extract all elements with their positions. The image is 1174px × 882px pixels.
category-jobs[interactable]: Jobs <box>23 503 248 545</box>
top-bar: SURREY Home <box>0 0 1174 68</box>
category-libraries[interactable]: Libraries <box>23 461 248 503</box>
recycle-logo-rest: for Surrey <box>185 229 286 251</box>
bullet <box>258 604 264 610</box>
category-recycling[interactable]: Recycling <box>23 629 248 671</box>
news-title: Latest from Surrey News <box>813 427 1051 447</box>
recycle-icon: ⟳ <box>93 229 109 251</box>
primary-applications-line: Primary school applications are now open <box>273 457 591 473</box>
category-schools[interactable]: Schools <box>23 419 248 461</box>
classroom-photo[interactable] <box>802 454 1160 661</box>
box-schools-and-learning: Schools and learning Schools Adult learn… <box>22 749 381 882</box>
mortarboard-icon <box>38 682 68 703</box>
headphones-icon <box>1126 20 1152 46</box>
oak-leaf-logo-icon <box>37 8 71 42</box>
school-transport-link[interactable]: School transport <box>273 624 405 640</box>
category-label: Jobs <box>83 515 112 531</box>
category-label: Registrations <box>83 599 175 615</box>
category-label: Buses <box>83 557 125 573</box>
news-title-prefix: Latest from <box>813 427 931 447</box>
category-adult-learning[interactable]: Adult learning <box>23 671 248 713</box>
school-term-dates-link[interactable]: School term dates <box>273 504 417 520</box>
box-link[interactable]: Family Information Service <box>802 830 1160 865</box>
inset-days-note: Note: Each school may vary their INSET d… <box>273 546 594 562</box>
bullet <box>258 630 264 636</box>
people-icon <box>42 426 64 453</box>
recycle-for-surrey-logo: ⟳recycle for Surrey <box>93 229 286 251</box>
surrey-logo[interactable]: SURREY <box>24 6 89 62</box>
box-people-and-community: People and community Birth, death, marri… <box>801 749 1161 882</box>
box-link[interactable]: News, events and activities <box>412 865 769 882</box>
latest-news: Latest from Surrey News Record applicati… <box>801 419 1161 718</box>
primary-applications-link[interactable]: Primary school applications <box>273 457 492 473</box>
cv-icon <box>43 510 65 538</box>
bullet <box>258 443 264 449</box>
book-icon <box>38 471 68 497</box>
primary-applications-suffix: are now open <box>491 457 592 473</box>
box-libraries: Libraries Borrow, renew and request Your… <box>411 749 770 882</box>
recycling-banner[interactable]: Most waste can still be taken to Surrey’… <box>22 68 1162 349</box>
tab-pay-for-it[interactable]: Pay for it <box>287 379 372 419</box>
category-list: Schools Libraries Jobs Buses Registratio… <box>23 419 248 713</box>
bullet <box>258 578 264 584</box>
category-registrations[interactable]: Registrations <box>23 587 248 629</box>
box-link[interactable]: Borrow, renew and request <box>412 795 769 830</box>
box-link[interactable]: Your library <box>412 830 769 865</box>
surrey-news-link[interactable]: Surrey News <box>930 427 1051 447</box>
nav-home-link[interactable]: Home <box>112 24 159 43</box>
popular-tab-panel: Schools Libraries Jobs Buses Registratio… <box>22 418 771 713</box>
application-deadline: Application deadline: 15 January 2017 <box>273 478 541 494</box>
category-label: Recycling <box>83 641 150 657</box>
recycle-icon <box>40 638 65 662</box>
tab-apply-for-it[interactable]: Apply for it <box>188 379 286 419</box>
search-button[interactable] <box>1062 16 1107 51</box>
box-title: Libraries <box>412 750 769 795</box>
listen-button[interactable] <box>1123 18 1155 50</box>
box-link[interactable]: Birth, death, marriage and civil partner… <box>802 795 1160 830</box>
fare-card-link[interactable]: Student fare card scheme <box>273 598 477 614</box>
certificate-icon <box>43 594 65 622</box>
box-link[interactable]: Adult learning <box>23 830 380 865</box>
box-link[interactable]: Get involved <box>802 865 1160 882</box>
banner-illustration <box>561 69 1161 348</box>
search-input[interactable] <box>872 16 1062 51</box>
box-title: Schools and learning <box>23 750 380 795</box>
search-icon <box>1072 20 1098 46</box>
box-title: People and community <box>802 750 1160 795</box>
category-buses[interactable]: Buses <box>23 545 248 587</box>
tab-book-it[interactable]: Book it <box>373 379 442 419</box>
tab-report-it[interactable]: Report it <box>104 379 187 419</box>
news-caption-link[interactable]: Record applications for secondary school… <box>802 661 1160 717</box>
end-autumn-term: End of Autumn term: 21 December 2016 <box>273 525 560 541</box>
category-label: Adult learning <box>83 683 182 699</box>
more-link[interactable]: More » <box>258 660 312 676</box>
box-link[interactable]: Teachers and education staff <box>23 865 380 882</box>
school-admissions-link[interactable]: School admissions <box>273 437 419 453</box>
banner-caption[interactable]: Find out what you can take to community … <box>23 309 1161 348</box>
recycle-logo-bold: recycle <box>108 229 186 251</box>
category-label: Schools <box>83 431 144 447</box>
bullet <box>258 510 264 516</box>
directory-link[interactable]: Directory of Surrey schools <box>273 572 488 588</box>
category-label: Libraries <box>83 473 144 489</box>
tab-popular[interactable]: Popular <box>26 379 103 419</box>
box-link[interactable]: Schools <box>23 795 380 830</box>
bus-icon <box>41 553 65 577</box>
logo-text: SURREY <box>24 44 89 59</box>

▸ GOAL: Convert every line of the records above into a Markdown table with two columns, Number and Line, giving each line its own row and omitting any blank lines.

▸ FULL RESPONSE:
| Number | Line |
|---|---|
| 1 | extract all elements with their positions. The image is 1174px × 882px pixels. |
| 2 | category-jobs[interactable]: Jobs <box>23 503 248 545</box> |
| 3 | top-bar: SURREY Home <box>0 0 1174 68</box> |
| 4 | category-libraries[interactable]: Libraries <box>23 461 248 503</box> |
| 5 | recycle-logo-rest: for Surrey <box>185 229 286 251</box> |
| 6 | bullet <box>258 604 264 610</box> |
| 7 | category-recycling[interactable]: Recycling <box>23 629 248 671</box> |
| 8 | news-title: Latest from Surrey News <box>813 427 1051 447</box> |
| 9 | recycle-icon: ⟳ <box>93 229 109 251</box> |
| 10 | primary-applications-line: Primary school applications are now open <box>273 457 591 473</box> |
| 11 | category-schools[interactable]: Schools <box>23 419 248 461</box> |
| 12 | classroom-photo[interactable] <box>802 454 1160 661</box> |
| 13 | box-schools-and-learning: Schools and learning Schools Adult learn… <box>22 749 381 882</box> |
| 14 | mortarboard-icon <box>38 682 68 703</box> |
| 15 | headphones-icon <box>1126 20 1152 46</box> |
| 16 | oak-leaf-logo-icon <box>37 8 71 42</box> |
| 17 | school-transport-link[interactable]: School transport <box>273 624 405 640</box> |
| 18 | category-label: Jobs <box>83 515 112 531</box> |
| 19 | category-label: Registrations <box>83 599 175 615</box> |
| 20 | category-label: Buses <box>83 557 125 573</box> |
| 21 | news-title-prefix: Latest from <box>813 427 931 447</box> |
| 22 | category-adult-learning[interactable]: Adult learning <box>23 671 248 713</box> |
| 23 | school-term-dates-link[interactable]: School term dates <box>273 504 417 520</box> |
| 24 | box-link[interactable]: Family Information Service <box>802 830 1160 865</box> |
| 25 | inset-days-note: Note: Each school may vary their INSET d… <box>273 546 594 562</box> |
| 26 | bullet <box>258 630 264 636</box> |
| 27 | people-icon <box>42 426 64 453</box> |
| 28 | recycle-for-surrey-logo: ⟳recycle for Surrey <box>93 229 286 251</box> |
| 29 | surrey-logo[interactable]: SURREY <box>24 6 89 62</box> |
| 30 | box-people-and-community: People and community Birth, death, marri… <box>801 749 1161 882</box> |
| 31 | box-link[interactable]: News, events and activities <box>412 865 769 882</box> |
| 32 | latest-news: Latest from Surrey News Record applicati… <box>801 419 1161 718</box> |
| 33 | primary-applications-link[interactable]: Primary school applications <box>273 457 492 473</box> |
| 34 | cv-icon <box>43 510 65 538</box> |
| 35 | bullet <box>258 443 264 449</box> |
| 36 | book-icon <box>38 471 68 497</box> |
| 37 | primary-applications-suffix: are now open <box>491 457 592 473</box> |
| 38 | box-libraries: Libraries Borrow, renew and request Your… <box>411 749 770 882</box> |
| 39 | recycling-banner[interactable]: Most waste can still be taken to Surrey’… <box>22 68 1162 349</box> |
| 40 | tab-pay-for-it[interactable]: Pay for it <box>287 379 372 419</box> |
| 41 | category-list: Schools Libraries Jobs Buses Registratio… <box>23 419 248 713</box> |
| 42 | bullet <box>258 578 264 584</box> |
| 43 | category-registrations[interactable]: Registrations <box>23 587 248 629</box> |
| 44 | box-link[interactable]: Borrow, renew and request <box>412 795 769 830</box> |
| 45 | box-link[interactable]: Your library <box>412 830 769 865</box> |
| 46 | surrey-news-link[interactable]: Surrey News <box>930 427 1051 447</box> |
| 47 | nav-home-link[interactable]: Home <box>112 24 159 43</box> |
| 48 | popular-tab-panel: Schools Libraries Jobs Buses Registratio… <box>22 418 771 713</box> |
| 49 | application-deadline: Application deadline: 15 January 2017 <box>273 478 541 494</box> |
| 50 | category-label: Recycling <box>83 641 150 657</box> |
| 51 | recycle-icon <box>40 638 65 662</box> |
| 52 | tab-apply-for-it[interactable]: Apply for it <box>188 379 286 419</box> |
| 53 | search-button[interactable] <box>1062 16 1107 51</box> |
| 54 | box-title: Libraries <box>412 750 769 795</box> |
| 55 | listen-button[interactable] <box>1123 18 1155 50</box> |
| 56 | box-link[interactable]: Birth, death, marriage and civil partner… <box>802 795 1160 830</box> |
| 57 | fare-card-link[interactable]: Student fare card scheme <box>273 598 477 614</box> |
| 58 | certificate-icon <box>43 594 65 622</box> |
| 59 | box-link[interactable]: Adult learning <box>23 830 380 865</box> |
| 60 | box-link[interactable]: Get involved <box>802 865 1160 882</box> |
| 61 | banner-illustration <box>561 69 1161 348</box> |
| 62 | search-input[interactable] <box>872 16 1062 51</box> |
| 63 | box-title: Schools and learning <box>23 750 380 795</box> |
| 64 | search-icon <box>1072 20 1098 46</box> |
| 65 | box-title: People and community <box>802 750 1160 795</box> |
| 66 | category-buses[interactable]: Buses <box>23 545 248 587</box> |
| 67 | tab-book-it[interactable]: Book it <box>373 379 442 419</box> |
| 68 | tab-report-it[interactable]: Report it <box>104 379 187 419</box> |
| 69 | news-caption-link[interactable]: Record applications for secondary school… <box>802 661 1160 717</box> |
| 70 | end-autumn-term: End of Autumn term: 21 December 2016 <box>273 525 560 541</box> |
| 71 | category-label: Adult learning <box>83 683 182 699</box> |
| 72 | more-link[interactable]: More » <box>258 660 312 676</box> |
| 73 | box-link[interactable]: Teachers and education staff <box>23 865 380 882</box> |
| 74 | school-admissions-link[interactable]: School admissions <box>273 437 419 453</box> |
| 75 | banner-caption[interactable]: Find out what you can take to community … <box>23 309 1161 348</box> |
| 76 | recycle-logo-bold: recycle <box>108 229 186 251</box> |
| 77 | category-label: Schools <box>83 431 144 447</box> |
| 78 | bullet <box>258 510 264 516</box> |
| 79 | directory-link[interactable]: Directory of Surrey schools <box>273 572 488 588</box> |
| 80 | category-label: Libraries <box>83 473 144 489</box> |
| 81 | tab-popular[interactable]: Popular <box>26 379 103 419</box> |
| 82 | box-link[interactable]: Schools <box>23 795 380 830</box> |
| 83 | bus-icon <box>41 553 65 577</box> |
| 84 | logo-text: SURREY <box>24 44 89 59</box> |